#### Bereitgestellter Auszug:
☆ ☆ ☆ ☆ ☆ ☆ ☆
Für Schloss Boitzenburg gab es öffentliche Gelder ohne allzu strikte Kontrolle Das zeigen die Ermittlungen wegen mutmaßlichen Subventionsbetrugs

Boitzenburg - Hinter hohen Bäumen ragt der imposante Renaissance-Bau aus dem 16. Jahrhundert auf. Schloss Boitzenburg, auf den ersten Blick: ein Schmuckstück. Doch die Fassade ist an vielen Stellen nicht ordentlich verputzt, Fugen sind nicht abgedichtet und Umbauten eher billig ausgeführt. Den meisten Gästen fällt das nicht auf – die Frage ist aber, ob Experten es sofort erkennen müssten. Wenn ja, dann könnte einer der größten mutmaßlichen Fälle von Subventionsbetrug in Brandenburg von Behörden zumindest fahrlässig begünstigt worden sein.
☆ ☆ ☆ ☆ ☆ ☆ ☆
#### Bereitgestellte Daten:

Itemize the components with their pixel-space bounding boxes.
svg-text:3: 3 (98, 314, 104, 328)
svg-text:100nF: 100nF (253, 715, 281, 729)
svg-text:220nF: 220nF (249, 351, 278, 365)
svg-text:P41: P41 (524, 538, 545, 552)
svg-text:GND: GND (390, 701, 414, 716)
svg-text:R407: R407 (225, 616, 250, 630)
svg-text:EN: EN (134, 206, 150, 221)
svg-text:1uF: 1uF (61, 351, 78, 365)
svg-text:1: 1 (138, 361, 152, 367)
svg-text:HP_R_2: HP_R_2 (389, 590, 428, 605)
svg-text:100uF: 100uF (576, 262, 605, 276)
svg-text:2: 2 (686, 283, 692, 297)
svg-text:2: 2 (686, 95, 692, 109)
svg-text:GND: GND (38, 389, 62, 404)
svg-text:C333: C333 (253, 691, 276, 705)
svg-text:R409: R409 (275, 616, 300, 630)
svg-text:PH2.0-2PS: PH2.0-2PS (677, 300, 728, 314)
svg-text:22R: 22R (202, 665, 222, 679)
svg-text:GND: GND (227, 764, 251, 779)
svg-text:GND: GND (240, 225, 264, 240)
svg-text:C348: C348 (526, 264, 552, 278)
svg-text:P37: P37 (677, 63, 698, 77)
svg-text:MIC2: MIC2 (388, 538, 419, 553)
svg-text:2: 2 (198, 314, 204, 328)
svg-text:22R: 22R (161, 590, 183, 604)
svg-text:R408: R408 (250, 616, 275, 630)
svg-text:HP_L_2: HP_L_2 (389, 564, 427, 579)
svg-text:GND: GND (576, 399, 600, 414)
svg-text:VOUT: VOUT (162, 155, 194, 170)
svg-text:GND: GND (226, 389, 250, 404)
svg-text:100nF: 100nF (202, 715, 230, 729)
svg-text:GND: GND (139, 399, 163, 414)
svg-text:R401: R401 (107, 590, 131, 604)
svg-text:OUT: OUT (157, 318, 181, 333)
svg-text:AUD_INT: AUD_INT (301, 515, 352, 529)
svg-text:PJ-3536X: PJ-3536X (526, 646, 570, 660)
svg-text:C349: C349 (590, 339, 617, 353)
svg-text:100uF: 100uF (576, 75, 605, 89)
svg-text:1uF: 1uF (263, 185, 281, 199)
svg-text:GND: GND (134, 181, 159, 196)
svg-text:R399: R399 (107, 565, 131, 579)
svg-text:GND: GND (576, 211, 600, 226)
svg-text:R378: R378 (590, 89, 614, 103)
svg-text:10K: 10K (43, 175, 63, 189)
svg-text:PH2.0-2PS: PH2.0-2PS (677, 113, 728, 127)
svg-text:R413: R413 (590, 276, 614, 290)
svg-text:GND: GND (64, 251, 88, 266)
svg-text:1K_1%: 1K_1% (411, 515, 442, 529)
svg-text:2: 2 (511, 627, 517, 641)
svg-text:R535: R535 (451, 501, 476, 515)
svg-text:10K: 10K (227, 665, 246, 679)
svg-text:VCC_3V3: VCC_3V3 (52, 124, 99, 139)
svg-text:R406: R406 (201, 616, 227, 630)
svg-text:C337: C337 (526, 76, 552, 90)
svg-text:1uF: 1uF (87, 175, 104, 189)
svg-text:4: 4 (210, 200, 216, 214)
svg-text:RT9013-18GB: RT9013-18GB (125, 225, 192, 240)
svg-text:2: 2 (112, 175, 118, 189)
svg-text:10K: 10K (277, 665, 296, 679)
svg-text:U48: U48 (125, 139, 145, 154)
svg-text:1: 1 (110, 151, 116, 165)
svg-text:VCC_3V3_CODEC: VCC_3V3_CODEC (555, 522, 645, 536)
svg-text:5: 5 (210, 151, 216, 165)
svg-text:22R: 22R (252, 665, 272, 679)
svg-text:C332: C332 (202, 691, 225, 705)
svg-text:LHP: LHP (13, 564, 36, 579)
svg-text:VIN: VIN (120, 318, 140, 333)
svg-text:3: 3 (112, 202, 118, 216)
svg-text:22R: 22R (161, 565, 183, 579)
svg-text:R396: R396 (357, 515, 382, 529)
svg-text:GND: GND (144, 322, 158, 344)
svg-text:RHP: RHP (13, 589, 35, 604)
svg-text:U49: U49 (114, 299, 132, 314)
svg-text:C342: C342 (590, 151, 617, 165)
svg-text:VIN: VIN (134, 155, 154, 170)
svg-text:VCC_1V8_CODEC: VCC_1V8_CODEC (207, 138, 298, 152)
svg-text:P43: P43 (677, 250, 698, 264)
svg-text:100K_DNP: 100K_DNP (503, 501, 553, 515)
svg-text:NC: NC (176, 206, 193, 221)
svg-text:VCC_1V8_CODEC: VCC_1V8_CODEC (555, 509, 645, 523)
☆ ☆ ☆ ☆ ☆ ☆ ☆
#### Übungsaufgabe 1:
Welche baulichen Mängel am Schloss nennt der Auszug über Schloss Boitzenburg? Führen Sie alle auf.
#### Übungsaufgabe 2:
Führen Sie den Auszug über Schloss Boitzenburg im Anschluss an seinen letzten Satz weiter.
Die Datensätze sind eigenständiges Material und gehören nicht zum Auszug.

#### Schriftliche Antwort 1:
- Die Fassade ist an vielen Stellen nicht ordentlich verputzt.
- Fugen sind nicht abgedichtet.
- Umbauten sind eher billig ausgeführt.

#### Schriftliche Antwort 2:
Der Fall Boitzenburg beginnt 1998. Damals kaufte der Investor Oliver E. das Schloss für eine Mark von der Treuhand. Der Hamburger präsentierte sich als seriöser Investor und Idealist zugleich. Er wolle aus dem Schloss keine Luxusherberge machen, sondern ein Kinder- und Familienhotel. An E.’s Solvenz gab es keine Zweifel. Drei Herrenhäuser hatte er schon zu Pony-Schlössern umgebaut. Einen Hotelbetreiber als Partner stellte er ebenfalls vor.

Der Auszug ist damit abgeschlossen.